[OBJECTIVE]: Identify, in the records below, every line where the string "title" appears, and copy each such line.
··· EXCERPTED RECORDS
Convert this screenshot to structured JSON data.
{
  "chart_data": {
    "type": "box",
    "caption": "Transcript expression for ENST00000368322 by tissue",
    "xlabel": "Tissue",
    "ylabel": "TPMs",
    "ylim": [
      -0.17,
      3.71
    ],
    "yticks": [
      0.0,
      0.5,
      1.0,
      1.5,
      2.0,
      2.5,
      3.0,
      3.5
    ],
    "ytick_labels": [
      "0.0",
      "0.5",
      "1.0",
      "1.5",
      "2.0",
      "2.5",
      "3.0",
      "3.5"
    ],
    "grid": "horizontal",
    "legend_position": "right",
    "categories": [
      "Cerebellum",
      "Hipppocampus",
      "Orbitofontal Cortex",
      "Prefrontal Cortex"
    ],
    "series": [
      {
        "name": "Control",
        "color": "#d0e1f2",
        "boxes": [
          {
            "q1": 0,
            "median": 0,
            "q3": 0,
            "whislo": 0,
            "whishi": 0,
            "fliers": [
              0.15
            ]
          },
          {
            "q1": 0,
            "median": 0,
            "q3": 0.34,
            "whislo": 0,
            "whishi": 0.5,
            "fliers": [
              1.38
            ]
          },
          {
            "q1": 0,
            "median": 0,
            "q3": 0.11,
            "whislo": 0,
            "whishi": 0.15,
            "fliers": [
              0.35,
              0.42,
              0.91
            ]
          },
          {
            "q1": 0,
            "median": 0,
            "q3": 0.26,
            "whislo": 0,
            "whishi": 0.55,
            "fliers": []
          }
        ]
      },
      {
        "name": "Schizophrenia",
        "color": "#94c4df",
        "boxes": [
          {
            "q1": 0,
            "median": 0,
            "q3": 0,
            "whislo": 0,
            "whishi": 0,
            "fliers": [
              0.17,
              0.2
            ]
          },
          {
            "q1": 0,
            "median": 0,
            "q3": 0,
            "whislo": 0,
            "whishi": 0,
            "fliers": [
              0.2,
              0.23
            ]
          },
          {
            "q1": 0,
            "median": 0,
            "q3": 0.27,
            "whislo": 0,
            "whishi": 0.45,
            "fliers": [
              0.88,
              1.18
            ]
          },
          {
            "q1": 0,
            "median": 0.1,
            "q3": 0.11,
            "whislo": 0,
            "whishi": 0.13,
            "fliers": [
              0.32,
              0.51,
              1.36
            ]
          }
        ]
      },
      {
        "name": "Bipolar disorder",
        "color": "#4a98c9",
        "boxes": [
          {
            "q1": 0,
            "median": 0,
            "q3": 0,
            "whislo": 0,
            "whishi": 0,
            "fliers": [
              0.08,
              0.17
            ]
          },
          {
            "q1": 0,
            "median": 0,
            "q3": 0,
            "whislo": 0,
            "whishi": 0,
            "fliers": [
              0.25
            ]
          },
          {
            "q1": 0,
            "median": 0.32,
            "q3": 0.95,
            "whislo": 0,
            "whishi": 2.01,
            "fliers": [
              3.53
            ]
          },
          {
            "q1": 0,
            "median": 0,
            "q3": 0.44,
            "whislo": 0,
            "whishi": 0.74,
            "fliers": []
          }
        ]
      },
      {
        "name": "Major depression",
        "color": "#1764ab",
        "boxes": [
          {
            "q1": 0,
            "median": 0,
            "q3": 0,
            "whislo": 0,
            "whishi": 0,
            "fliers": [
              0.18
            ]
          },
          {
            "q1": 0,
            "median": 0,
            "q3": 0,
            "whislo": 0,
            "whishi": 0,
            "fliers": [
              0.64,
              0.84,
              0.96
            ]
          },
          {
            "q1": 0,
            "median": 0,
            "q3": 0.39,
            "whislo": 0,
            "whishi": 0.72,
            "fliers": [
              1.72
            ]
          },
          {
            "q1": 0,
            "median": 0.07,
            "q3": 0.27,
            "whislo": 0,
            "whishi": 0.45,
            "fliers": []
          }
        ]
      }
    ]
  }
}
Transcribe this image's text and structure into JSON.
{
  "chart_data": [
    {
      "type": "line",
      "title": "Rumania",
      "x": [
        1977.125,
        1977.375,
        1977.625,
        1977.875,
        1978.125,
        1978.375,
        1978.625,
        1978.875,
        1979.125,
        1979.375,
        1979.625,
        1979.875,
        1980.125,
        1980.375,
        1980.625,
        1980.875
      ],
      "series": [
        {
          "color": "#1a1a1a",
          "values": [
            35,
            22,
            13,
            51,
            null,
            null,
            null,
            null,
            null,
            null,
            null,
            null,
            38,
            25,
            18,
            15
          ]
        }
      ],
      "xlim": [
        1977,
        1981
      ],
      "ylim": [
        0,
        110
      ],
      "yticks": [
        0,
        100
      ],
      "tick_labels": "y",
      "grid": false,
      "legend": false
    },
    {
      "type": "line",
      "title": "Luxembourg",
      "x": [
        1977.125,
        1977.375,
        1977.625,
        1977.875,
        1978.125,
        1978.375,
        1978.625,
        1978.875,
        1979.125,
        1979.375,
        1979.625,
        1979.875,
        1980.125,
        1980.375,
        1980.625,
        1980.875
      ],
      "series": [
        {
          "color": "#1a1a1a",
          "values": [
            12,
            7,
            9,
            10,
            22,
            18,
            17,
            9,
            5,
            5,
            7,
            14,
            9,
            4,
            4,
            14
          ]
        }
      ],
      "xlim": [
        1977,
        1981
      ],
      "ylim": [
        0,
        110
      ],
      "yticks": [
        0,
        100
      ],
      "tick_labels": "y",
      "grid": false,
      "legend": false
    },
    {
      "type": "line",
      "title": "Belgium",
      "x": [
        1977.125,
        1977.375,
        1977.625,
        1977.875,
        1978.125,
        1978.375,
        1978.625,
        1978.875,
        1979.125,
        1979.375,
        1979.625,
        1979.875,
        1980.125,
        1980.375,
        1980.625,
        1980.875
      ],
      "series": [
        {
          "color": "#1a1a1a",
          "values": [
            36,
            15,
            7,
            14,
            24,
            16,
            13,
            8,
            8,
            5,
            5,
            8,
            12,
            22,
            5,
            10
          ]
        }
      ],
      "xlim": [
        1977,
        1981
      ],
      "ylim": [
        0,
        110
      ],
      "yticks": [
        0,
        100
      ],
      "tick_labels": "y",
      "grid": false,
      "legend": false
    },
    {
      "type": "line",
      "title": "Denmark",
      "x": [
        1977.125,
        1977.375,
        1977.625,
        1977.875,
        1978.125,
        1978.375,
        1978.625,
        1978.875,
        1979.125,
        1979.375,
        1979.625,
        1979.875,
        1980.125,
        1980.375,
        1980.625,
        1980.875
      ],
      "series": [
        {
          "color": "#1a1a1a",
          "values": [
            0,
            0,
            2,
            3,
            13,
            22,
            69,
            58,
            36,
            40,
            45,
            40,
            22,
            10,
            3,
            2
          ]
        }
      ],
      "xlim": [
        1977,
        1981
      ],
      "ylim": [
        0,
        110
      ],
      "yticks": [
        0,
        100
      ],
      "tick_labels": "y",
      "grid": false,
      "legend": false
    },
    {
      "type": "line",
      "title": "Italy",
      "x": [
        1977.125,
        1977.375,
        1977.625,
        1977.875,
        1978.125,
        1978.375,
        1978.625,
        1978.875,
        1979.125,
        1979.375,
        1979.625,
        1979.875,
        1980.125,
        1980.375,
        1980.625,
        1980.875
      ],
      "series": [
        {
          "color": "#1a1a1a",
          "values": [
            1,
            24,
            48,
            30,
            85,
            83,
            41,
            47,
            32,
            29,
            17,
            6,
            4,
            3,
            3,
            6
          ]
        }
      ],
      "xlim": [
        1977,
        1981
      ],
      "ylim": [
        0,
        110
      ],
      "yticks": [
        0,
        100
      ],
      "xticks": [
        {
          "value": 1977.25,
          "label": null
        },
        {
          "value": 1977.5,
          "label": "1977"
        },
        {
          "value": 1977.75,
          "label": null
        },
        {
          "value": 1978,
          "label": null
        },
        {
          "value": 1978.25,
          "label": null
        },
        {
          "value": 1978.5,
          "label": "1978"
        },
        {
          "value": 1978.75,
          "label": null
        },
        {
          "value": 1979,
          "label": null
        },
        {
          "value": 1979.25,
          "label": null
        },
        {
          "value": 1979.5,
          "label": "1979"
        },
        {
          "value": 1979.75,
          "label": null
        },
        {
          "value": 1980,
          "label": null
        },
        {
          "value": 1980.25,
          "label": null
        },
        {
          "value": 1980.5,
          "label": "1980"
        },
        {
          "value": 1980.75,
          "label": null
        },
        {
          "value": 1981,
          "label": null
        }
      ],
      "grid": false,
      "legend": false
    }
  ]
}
······
[WRITTEN RESPONSE]:
      "title": "Rumania",
      "title": "Luxembourg",
      "title": "Belgium",
      "title": "Denmark",
      "title": "Italy",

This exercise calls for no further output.